Originally posted on October 23, 2017, “The Excuse of All Excuses” bemoans the lack of accountability from students and their parents nowadays.
I’ve always said – and I’ll reiterate it here – that I have much more respect for the student who owns his/her behavior and choices; that’s the first step to understanding and improving.
If only all kids were given that chance.
I remember the days when a student misbehaved and you reprimanded him or her. Maybe you made a phone call home. You might’ve even made an example out of the student and kicked him or her out of class. Lessons were learned. Respect was commanded through action. Insubordination and disruption were quelled. And that was that.
Teachers pretty much can’t talk in a stern voice or give detention to a wayward kid. They’re not allowed to demand a student stay on task when working on a laptop or stop disrespecting a classmate they’re trying to talk over because I guess their point is that much more profound and important – trust me, it’s likely not.
That’s obviously a bit played up, but I recently heard an obtuse account of a parent’s complaint pretty much about me because nothing is ever direct from the source where I work. Anyway, what I gathered from it was that this woman felt her son was being bullied by his insensitive teachers.
So now we call being kicked out of class bullied.
Why was he excused exactly?
Oh, because he disrespected a classmate in the midst of an explanation by interrupting him and proceeding to talk until the other student stopped. When called out on this overtly rude behavior, the boy laughed.
That’s when another student looked at him and said, “You’re dead,” as I told him to get out in no uncertain terms. Forget about disrespecting me, which I neither accept nor take lightly, but there’s no place for that lack of concern for peers in a positive learning community.

→ **Supplied material**:

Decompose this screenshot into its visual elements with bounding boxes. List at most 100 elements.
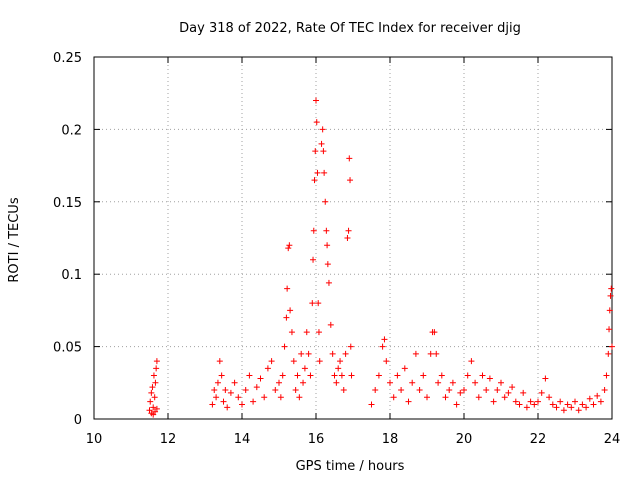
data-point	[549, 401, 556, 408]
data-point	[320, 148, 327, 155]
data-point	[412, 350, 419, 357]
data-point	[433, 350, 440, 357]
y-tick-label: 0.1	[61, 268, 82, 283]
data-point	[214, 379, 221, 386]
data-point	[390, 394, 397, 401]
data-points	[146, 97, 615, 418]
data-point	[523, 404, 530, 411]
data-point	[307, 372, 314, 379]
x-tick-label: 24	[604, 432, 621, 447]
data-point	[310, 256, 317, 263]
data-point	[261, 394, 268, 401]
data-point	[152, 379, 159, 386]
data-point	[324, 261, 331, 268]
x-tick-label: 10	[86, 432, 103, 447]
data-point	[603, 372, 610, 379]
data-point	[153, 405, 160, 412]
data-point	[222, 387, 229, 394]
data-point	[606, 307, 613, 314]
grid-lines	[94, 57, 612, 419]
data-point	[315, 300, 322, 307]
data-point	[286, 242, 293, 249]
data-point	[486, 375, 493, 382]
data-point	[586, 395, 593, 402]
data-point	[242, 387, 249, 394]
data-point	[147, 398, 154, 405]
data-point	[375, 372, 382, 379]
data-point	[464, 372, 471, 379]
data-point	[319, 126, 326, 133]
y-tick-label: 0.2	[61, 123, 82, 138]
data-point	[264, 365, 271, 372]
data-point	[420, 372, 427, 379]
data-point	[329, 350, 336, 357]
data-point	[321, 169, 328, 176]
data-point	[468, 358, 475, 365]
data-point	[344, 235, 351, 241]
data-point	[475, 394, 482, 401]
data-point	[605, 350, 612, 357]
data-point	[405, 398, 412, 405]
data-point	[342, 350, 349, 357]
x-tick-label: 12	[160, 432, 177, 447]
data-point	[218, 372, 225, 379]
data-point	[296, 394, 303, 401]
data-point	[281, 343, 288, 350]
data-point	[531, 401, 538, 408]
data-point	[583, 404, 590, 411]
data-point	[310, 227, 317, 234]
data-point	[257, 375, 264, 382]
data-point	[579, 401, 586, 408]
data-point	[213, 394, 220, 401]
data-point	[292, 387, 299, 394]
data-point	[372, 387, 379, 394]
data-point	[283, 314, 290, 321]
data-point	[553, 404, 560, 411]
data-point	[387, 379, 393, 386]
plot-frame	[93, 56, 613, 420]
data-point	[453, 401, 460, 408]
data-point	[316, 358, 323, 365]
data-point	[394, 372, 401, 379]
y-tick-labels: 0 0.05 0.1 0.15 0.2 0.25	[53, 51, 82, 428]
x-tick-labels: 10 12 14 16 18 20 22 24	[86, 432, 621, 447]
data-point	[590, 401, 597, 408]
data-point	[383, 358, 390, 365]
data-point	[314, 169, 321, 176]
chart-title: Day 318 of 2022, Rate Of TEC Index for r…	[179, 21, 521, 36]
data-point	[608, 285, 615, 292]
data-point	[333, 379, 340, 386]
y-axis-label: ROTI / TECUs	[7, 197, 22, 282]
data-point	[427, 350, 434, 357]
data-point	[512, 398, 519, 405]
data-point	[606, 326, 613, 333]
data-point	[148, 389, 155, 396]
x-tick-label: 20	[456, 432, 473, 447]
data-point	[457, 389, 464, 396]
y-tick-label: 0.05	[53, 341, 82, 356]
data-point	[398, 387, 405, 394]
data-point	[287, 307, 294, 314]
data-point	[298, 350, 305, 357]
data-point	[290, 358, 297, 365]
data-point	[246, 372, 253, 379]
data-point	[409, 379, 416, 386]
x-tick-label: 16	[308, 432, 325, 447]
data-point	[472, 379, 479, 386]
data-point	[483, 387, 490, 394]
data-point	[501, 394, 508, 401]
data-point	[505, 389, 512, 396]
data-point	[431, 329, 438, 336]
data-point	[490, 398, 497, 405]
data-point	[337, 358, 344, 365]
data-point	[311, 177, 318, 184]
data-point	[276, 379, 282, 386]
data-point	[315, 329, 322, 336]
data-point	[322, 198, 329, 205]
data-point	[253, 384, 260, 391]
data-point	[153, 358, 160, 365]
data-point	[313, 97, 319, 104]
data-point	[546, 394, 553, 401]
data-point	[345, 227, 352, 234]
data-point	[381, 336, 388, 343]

→ **Exercise task 1**: Return a verbatim copy of the part of the post on student accountability that begins at the words "I’ve always said" and stops after the words "understanding and improving.".
→ **Exercise task 2**: Output as a JSON list of strings the lines of the listing that begin at the line containing "401, 556, 408]" and stop after the line containing "235, 351, 241]". Use one string per line, include both end lines, and leave out any blank lines.
The listing is unrelated to the post on student accountability.

→ **Result 1**:
I’ve always said – and I’ll reiterate it here – that I have much more respect for the student who owns his/her behavior and choices; that’s the first step to understanding and improving.

→ **Result 2**:
[
  "data-point\t[549, 401, 556, 408]",
  "data-point\t[320, 148, 327, 155]",
  "data-point\t[412, 350, 419, 357]",
  "data-point\t[433, 350, 440, 357]",
  "y-tick-label: 0.1\t[61, 268, 82, 283]",
  "data-point\t[214, 379, 221, 386]",
  "data-point\t[390, 394, 397, 401]",
  "data-points\t[146, 97, 615, 418]",
  "data-point\t[523, 404, 530, 411]",
  "data-point\t[307, 372, 314, 379]",
  "x-tick-label: 24\t[604, 432, 621, 447]",
  "data-point\t[310, 256, 317, 263]",
  "data-point\t[261, 394, 268, 401]",
  "data-point\t[152, 379, 159, 386]",
  "data-point\t[324, 261, 331, 268]",
  "x-tick-label: 10\t[86, 432, 103, 447]",
  "data-point\t[603, 372, 610, 379]",
  "data-point\t[153, 405, 160, 412]",
  "data-point\t[222, 387, 229, 394]",
  "data-point\t[606, 307, 613, 314]",
  "grid-lines\t[94, 57, 612, 419]",
  "data-point\t[315, 300, 322, 307]",
  "data-point\t[286, 242, 293, 249]",
  "data-point\t[486, 375, 493, 382]",
  "data-point\t[586, 395, 593, 402]",
  "data-point\t[242, 387, 249, 394]",
  "data-point\t[147, 398, 154, 405]",
  "data-point\t[375, 372, 382, 379]",
  "data-point\t[464, 372, 471, 379]",
  "data-point\t[319, 126, 326, 133]",
  "y-tick-label: 0.2\t[61, 123, 82, 138]",
  "data-point\t[264, 365, 271, 372]",
  "data-point\t[420, 372, 427, 379]",
  "data-point\t[329, 350, 336, 357]",
  "data-point\t[321, 169, 328, 176]",
  "data-point\t[468, 358, 475, 365]",
  "data-point\t[344, 235, 351, 241]"
]